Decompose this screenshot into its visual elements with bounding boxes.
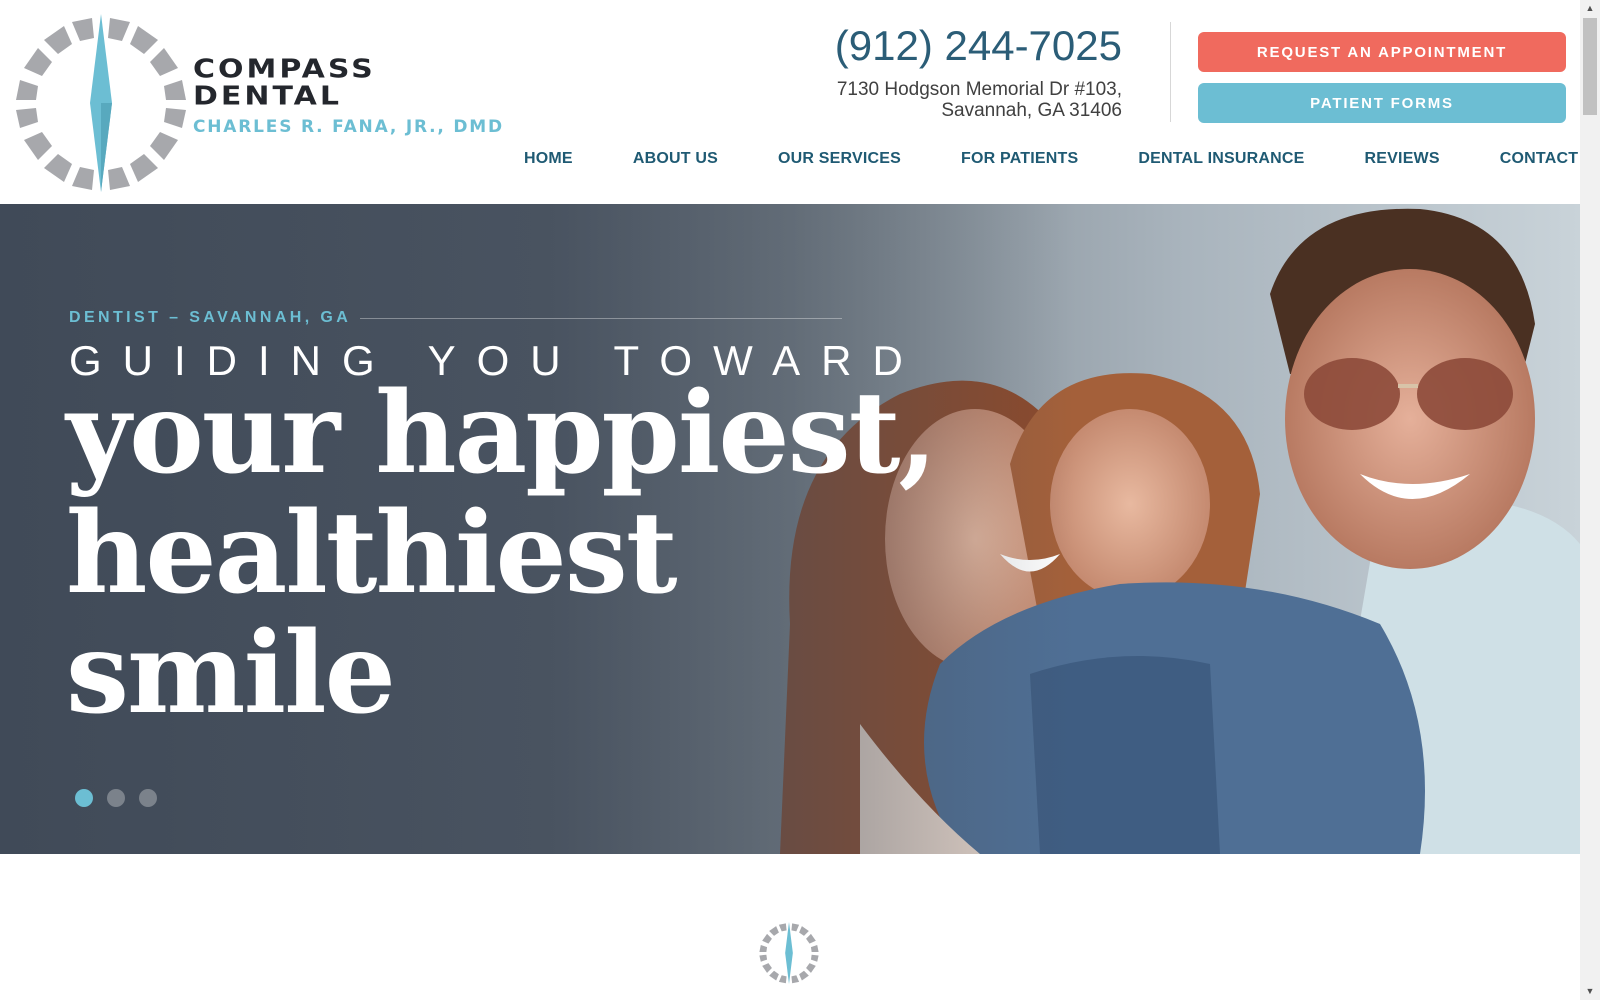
page-scrollbar[interactable]: ▲ ▼ bbox=[1580, 0, 1600, 1000]
slider-dot-3[interactable] bbox=[139, 789, 157, 807]
header-divider bbox=[1170, 22, 1171, 122]
logo-text-dental: DENTAL bbox=[193, 81, 342, 112]
patient-forms-button[interactable]: PATIENT FORMS bbox=[1198, 83, 1566, 123]
hero-eyebrow-line bbox=[360, 318, 842, 319]
nav-about-us[interactable]: ABOUT US bbox=[603, 142, 748, 176]
hero-slider: DENTIST – SAVANNAH, GA GUIDING YOU TOWAR… bbox=[0, 204, 1580, 854]
scroll-up-arrow-icon[interactable]: ▲ bbox=[1580, 0, 1600, 17]
address-line-1: 7130 Hodgson Memorial Dr #103, bbox=[836, 79, 1122, 100]
hero-headline-line-3: smile bbox=[66, 608, 396, 739]
request-appointment-button[interactable]: REQUEST AN APPOINTMENT bbox=[1198, 32, 1566, 72]
slider-dots bbox=[75, 789, 157, 807]
logo-text-compass: COMPASS bbox=[193, 54, 376, 85]
nav-for-patients[interactable]: FOR PATIENTS bbox=[931, 142, 1108, 176]
compass-icon bbox=[16, 14, 186, 192]
nav-home[interactable]: HOME bbox=[494, 142, 603, 176]
nav-our-services[interactable]: OUR SERVICES bbox=[748, 142, 931, 176]
main-nav: HOME ABOUT US OUR SERVICES FOR PATIENTS … bbox=[494, 142, 1600, 176]
site-logo[interactable]: COMPASS DENTAL CHARLES R. FANA, JR., DMD bbox=[10, 10, 510, 195]
hero-headline-line-2: healthiest bbox=[66, 488, 678, 619]
site-header: COMPASS DENTAL CHARLES R. FANA, JR., DMD… bbox=[0, 0, 1580, 204]
compass-divider-icon bbox=[759, 922, 819, 984]
address-line-2: Savannah, GA 31406 bbox=[941, 100, 1122, 121]
slider-dot-2[interactable] bbox=[107, 789, 125, 807]
hero-eyebrow: DENTIST – SAVANNAH, GA bbox=[69, 309, 352, 326]
phone-link[interactable]: (912) 244-7025 bbox=[835, 22, 1122, 70]
office-address: 7130 Hodgson Memorial Dr #103, Savannah,… bbox=[837, 79, 1122, 121]
scroll-down-arrow-icon[interactable]: ▼ bbox=[1580, 983, 1600, 1000]
hero-headline: your happiest, healthiest smile bbox=[66, 368, 937, 739]
logo-doctor-name: CHARLES R. FANA, JR., DMD bbox=[193, 117, 504, 137]
nav-reviews[interactable]: REVIEWS bbox=[1335, 142, 1470, 176]
hero-headline-line-1: your happiest, bbox=[66, 368, 937, 499]
nav-dental-insurance[interactable]: DENTAL INSURANCE bbox=[1108, 142, 1334, 176]
scrollbar-thumb[interactable] bbox=[1583, 18, 1597, 115]
page: COMPASS DENTAL CHARLES R. FANA, JR., DMD… bbox=[0, 0, 1600, 1000]
slider-dot-1[interactable] bbox=[75, 789, 93, 807]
-=-=-
If the word "arrow" is on a line above, return that line.

**Solution for this task:**
scroll-up-arrow-icon[interactable]: ▲ bbox=[1580, 0, 1600, 17]
scroll-down-arrow-icon[interactable]: ▼ bbox=[1580, 983, 1600, 1000]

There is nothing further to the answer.